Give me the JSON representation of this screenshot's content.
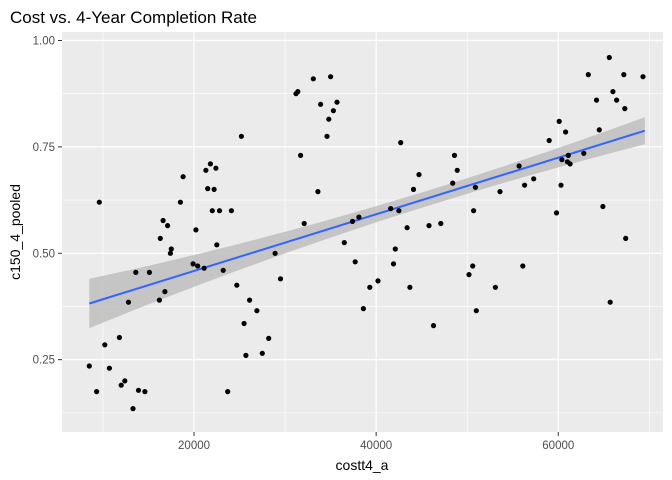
{
  "chart_data": {
    "type": "scatter",
    "title": "Cost vs. 4-Year Completion Rate",
    "xlabel": "costt4_a",
    "ylabel": "c150_4_pooled",
    "xlim": [
      5500,
      71500
    ],
    "ylim": [
      0.08,
      1.02
    ],
    "x_ticks": [
      20000,
      40000,
      60000
    ],
    "x_tick_labels": [
      "20000",
      "40000",
      "60000"
    ],
    "y_ticks": [
      0.25,
      0.5,
      0.75,
      1.0
    ],
    "y_tick_labels": [
      "0.25",
      "0.50",
      "0.75",
      "1.00"
    ],
    "grid": true,
    "smooth": {
      "method": "linear fit with confidence band",
      "color": "#3366ff",
      "band_color": "#bebebe",
      "x": [
        8500,
        69500
      ],
      "y": [
        0.382,
        0.788
      ],
      "band_lower": [
        0.325,
        0.757
      ],
      "band_upper": [
        0.44,
        0.82
      ]
    },
    "points": {
      "x": [
        8500,
        9300,
        9600,
        10200,
        10700,
        11800,
        12000,
        12400,
        12800,
        13300,
        13600,
        13900,
        14600,
        15100,
        16200,
        16300,
        16600,
        16800,
        17100,
        17400,
        17500,
        18500,
        18800,
        19900,
        20200,
        20400,
        21100,
        21300,
        21500,
        21800,
        22000,
        22200,
        22400,
        22500,
        22800,
        23200,
        23700,
        24100,
        24700,
        25200,
        25500,
        25700,
        26100,
        26900,
        27500,
        28200,
        28900,
        29500,
        31200,
        31400,
        31700,
        32100,
        33100,
        33600,
        33900,
        34600,
        34800,
        35000,
        35300,
        35700,
        36500,
        37400,
        37700,
        38100,
        38600,
        39300,
        40200,
        41600,
        41900,
        42100,
        42500,
        42700,
        43400,
        43700,
        44100,
        44700,
        45800,
        46300,
        47100,
        48400,
        48600,
        48900,
        50200,
        50600,
        50700,
        50900,
        51000,
        53100,
        53600,
        55700,
        56100,
        56300,
        57300,
        59000,
        59800,
        60100,
        60300,
        60400,
        60800,
        61000,
        61100,
        61300,
        62800,
        63300,
        64200,
        64500,
        64900,
        65600,
        65700,
        66000,
        66400,
        67200,
        67300,
        67400,
        69300
      ],
      "y": [
        0.235,
        0.175,
        0.62,
        0.285,
        0.23,
        0.302,
        0.19,
        0.2,
        0.385,
        0.135,
        0.455,
        0.178,
        0.175,
        0.455,
        0.39,
        0.535,
        0.577,
        0.41,
        0.565,
        0.5,
        0.51,
        0.62,
        0.68,
        0.475,
        0.555,
        0.47,
        0.465,
        0.695,
        0.652,
        0.71,
        0.6,
        0.65,
        0.7,
        0.52,
        0.6,
        0.46,
        0.175,
        0.6,
        0.425,
        0.775,
        0.335,
        0.26,
        0.39,
        0.365,
        0.265,
        0.3,
        0.5,
        0.44,
        0.875,
        0.88,
        0.73,
        0.57,
        0.91,
        0.645,
        0.85,
        0.775,
        0.815,
        0.915,
        0.835,
        0.855,
        0.525,
        0.575,
        0.48,
        0.585,
        0.37,
        0.42,
        0.435,
        0.605,
        0.475,
        0.51,
        0.6,
        0.76,
        0.56,
        0.42,
        0.65,
        0.685,
        0.565,
        0.33,
        0.57,
        0.665,
        0.73,
        0.695,
        0.45,
        0.47,
        0.6,
        0.655,
        0.365,
        0.42,
        0.645,
        0.705,
        0.47,
        0.66,
        0.675,
        0.765,
        0.595,
        0.81,
        0.66,
        0.72,
        0.785,
        0.715,
        0.73,
        0.71,
        0.735,
        0.92,
        0.86,
        0.79,
        0.61,
        0.96,
        0.385,
        0.88,
        0.86,
        0.92,
        0.84,
        0.535,
        0.915
      ]
    },
    "colors": {
      "panel": "#ebebeb",
      "grid_major": "#ffffff",
      "point": "#000000",
      "tick": "#333333"
    }
  }
}
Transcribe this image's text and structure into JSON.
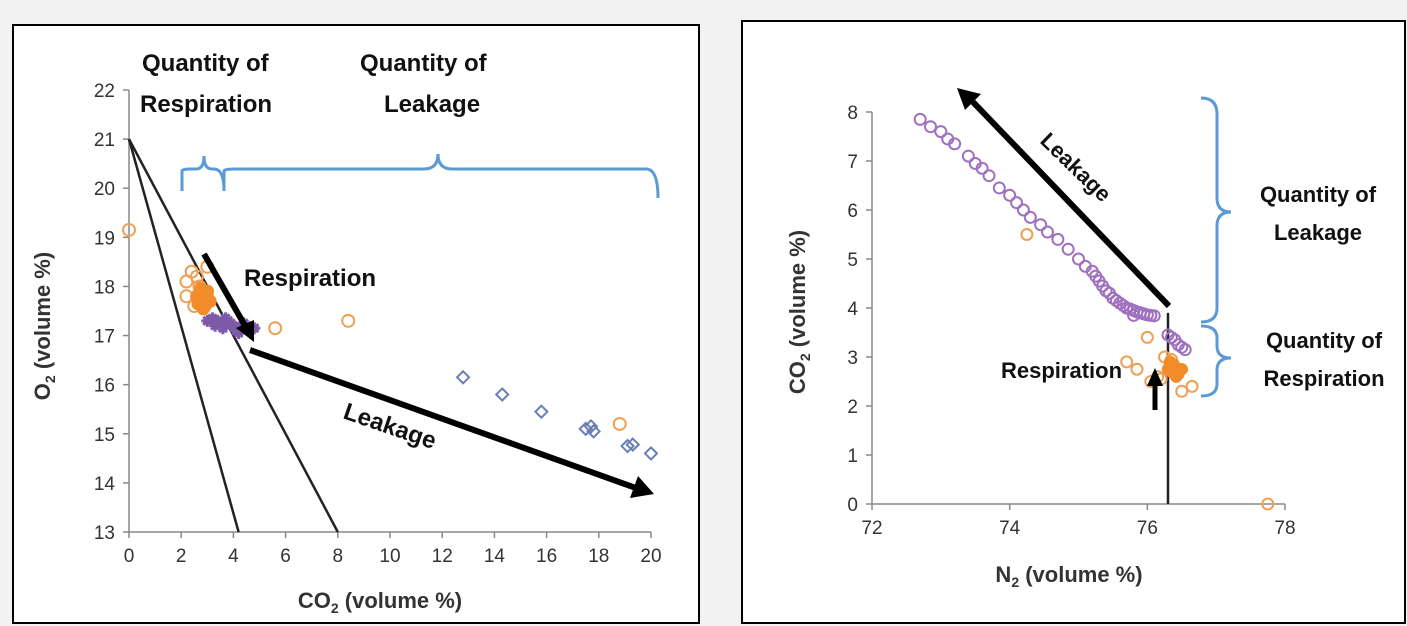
{
  "colors": {
    "orange": "#f0a055",
    "orange_fill": "#f28c28",
    "purple": "#a070c0",
    "purple_dark": "#7c5aa8",
    "diamond": "#6a7fb5",
    "bracket": "#5b9bd5",
    "line": "#222222",
    "arrow": "#000000"
  },
  "chart_data": [
    {
      "type": "scatter",
      "xlabel_main": "CO",
      "xlabel_sub": "2",
      "xlabel_rest": " (volume %)",
      "ylabel_main": "O",
      "ylabel_sub": "2",
      "ylabel_rest": " (volume %)",
      "xlim": [
        0,
        20
      ],
      "ylim": [
        13,
        22
      ],
      "xticks": [
        "0",
        "2",
        "4",
        "6",
        "8",
        "10",
        "12",
        "14",
        "16",
        "18",
        "20"
      ],
      "yticks": [
        "13",
        "14",
        "15",
        "16",
        "17",
        "18",
        "19",
        "20",
        "21",
        "22"
      ],
      "grid": false,
      "reference_lines": [
        {
          "x": [
            0,
            4.2
          ],
          "y": [
            21,
            13
          ]
        },
        {
          "x": [
            0,
            8.0
          ],
          "y": [
            21,
            13
          ]
        }
      ],
      "series": [
        {
          "marker": "open-circle",
          "color": "orange",
          "x": [
            0,
            2.2,
            2.4,
            2.6,
            2.8,
            3.0,
            2.5,
            2.7,
            5.6,
            8.4,
            18.8,
            2.2,
            2.9
          ],
          "y": [
            19.15,
            18.1,
            18.3,
            18.2,
            17.9,
            18.4,
            17.6,
            18.0,
            17.15,
            17.3,
            15.2,
            17.8,
            17.7
          ]
        },
        {
          "marker": "filled-circle",
          "color": "orange_fill",
          "x": [
            2.6,
            2.7,
            2.8,
            2.9,
            3.0,
            2.75,
            2.85,
            3.1,
            2.65,
            3.0
          ],
          "y": [
            17.8,
            17.7,
            17.85,
            17.6,
            17.75,
            17.95,
            17.55,
            17.7,
            17.65,
            17.9
          ]
        },
        {
          "marker": "filled-star",
          "color": "purple_dark",
          "x": [
            3.0,
            3.2,
            3.5,
            3.8,
            4.0,
            4.3,
            4.6,
            3.3,
            3.6,
            3.9,
            4.2,
            4.5,
            4.8,
            3.4,
            3.7,
            4.1,
            4.4
          ],
          "y": [
            17.3,
            17.35,
            17.25,
            17.3,
            17.2,
            17.15,
            17.1,
            17.2,
            17.15,
            17.25,
            17.05,
            17.2,
            17.15,
            17.3,
            17.35,
            17.1,
            17.25
          ]
        },
        {
          "marker": "open-diamond",
          "color": "diamond",
          "x": [
            12.8,
            14.3,
            15.8,
            17.5,
            17.7,
            17.8,
            19.1,
            19.3,
            20.0
          ],
          "y": [
            16.15,
            15.8,
            15.45,
            15.1,
            15.15,
            15.05,
            14.75,
            14.78,
            14.6
          ]
        }
      ],
      "annotations": {
        "respiration": "Respiration",
        "leakage": "Leakage",
        "quantity_respiration_line1": "Quantity of",
        "quantity_respiration_line2": "Respiration",
        "quantity_leakage_line1": "Quantity of",
        "quantity_leakage_line2": "Leakage"
      }
    },
    {
      "type": "scatter",
      "xlabel_main": "N",
      "xlabel_sub": "2",
      "xlabel_rest": " (volume %)",
      "ylabel_main": "CO",
      "ylabel_sub": "2",
      "ylabel_rest": " (volume %)",
      "xlim": [
        72,
        78
      ],
      "ylim": [
        0,
        8
      ],
      "xticks": [
        "72",
        "74",
        "76",
        "78"
      ],
      "yticks": [
        "0",
        "1",
        "2",
        "3",
        "4",
        "5",
        "6",
        "7",
        "8"
      ],
      "grid": false,
      "reference_lines": [
        {
          "x": [
            76.3,
            76.3
          ],
          "y": [
            0,
            3.9
          ]
        }
      ],
      "series": [
        {
          "marker": "open-circle",
          "color": "purple",
          "x": [
            72.7,
            72.85,
            73.0,
            73.1,
            73.2,
            73.4,
            73.5,
            73.6,
            73.7,
            73.85,
            74.0,
            74.1,
            74.2,
            74.3,
            74.45,
            74.55,
            74.7,
            74.85,
            75.0,
            75.1,
            75.2,
            75.25,
            75.3,
            75.35,
            75.4,
            75.45,
            75.5,
            75.55,
            75.6,
            75.65,
            75.7,
            75.75,
            75.8,
            75.85,
            75.9,
            75.95,
            76.0,
            76.05,
            76.1,
            76.3,
            76.35,
            76.4,
            76.45,
            76.5,
            76.55,
            75.8,
            75.9,
            75.7
          ],
          "y": [
            7.85,
            7.7,
            7.6,
            7.45,
            7.35,
            7.1,
            6.95,
            6.85,
            6.7,
            6.45,
            6.3,
            6.15,
            6.0,
            5.85,
            5.7,
            5.55,
            5.4,
            5.2,
            5.0,
            4.85,
            4.75,
            4.65,
            4.55,
            4.45,
            4.35,
            4.3,
            4.2,
            4.15,
            4.1,
            4.05,
            4.0,
            3.98,
            3.95,
            3.92,
            3.9,
            3.88,
            3.86,
            3.85,
            3.84,
            3.45,
            3.4,
            3.35,
            3.25,
            3.2,
            3.15,
            3.85,
            3.9,
            4.0
          ]
        },
        {
          "marker": "open-circle",
          "color": "orange",
          "x": [
            74.25,
            75.7,
            75.85,
            76.0,
            76.15,
            76.25,
            76.05,
            76.5,
            76.65,
            77.75,
            76.35,
            76.2
          ],
          "y": [
            5.5,
            2.9,
            2.75,
            3.4,
            2.6,
            3.0,
            2.5,
            2.3,
            2.4,
            0.0,
            2.95,
            2.55
          ]
        },
        {
          "marker": "filled-circle",
          "color": "orange_fill",
          "x": [
            76.3,
            76.35,
            76.4,
            76.45,
            76.5,
            76.38,
            76.42,
            76.33
          ],
          "y": [
            2.75,
            2.7,
            2.8,
            2.65,
            2.75,
            2.85,
            2.6,
            2.9
          ]
        }
      ],
      "annotations": {
        "respiration": "Respiration",
        "leakage": "Leakage",
        "quantity_leakage_line1": "Quantity of",
        "quantity_leakage_line2": "Leakage",
        "quantity_respiration_line1": "Quantity of",
        "quantity_respiration_line2": "Respiration"
      }
    }
  ]
}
++++
__WHAT YOU WILL DO__
For each line above that contains the word "JSON", copy that line.

__THE COMPLETED TASK__
Give me the JSON representation of this screenshot's content.
Transcribe this image's text and structure into JSON.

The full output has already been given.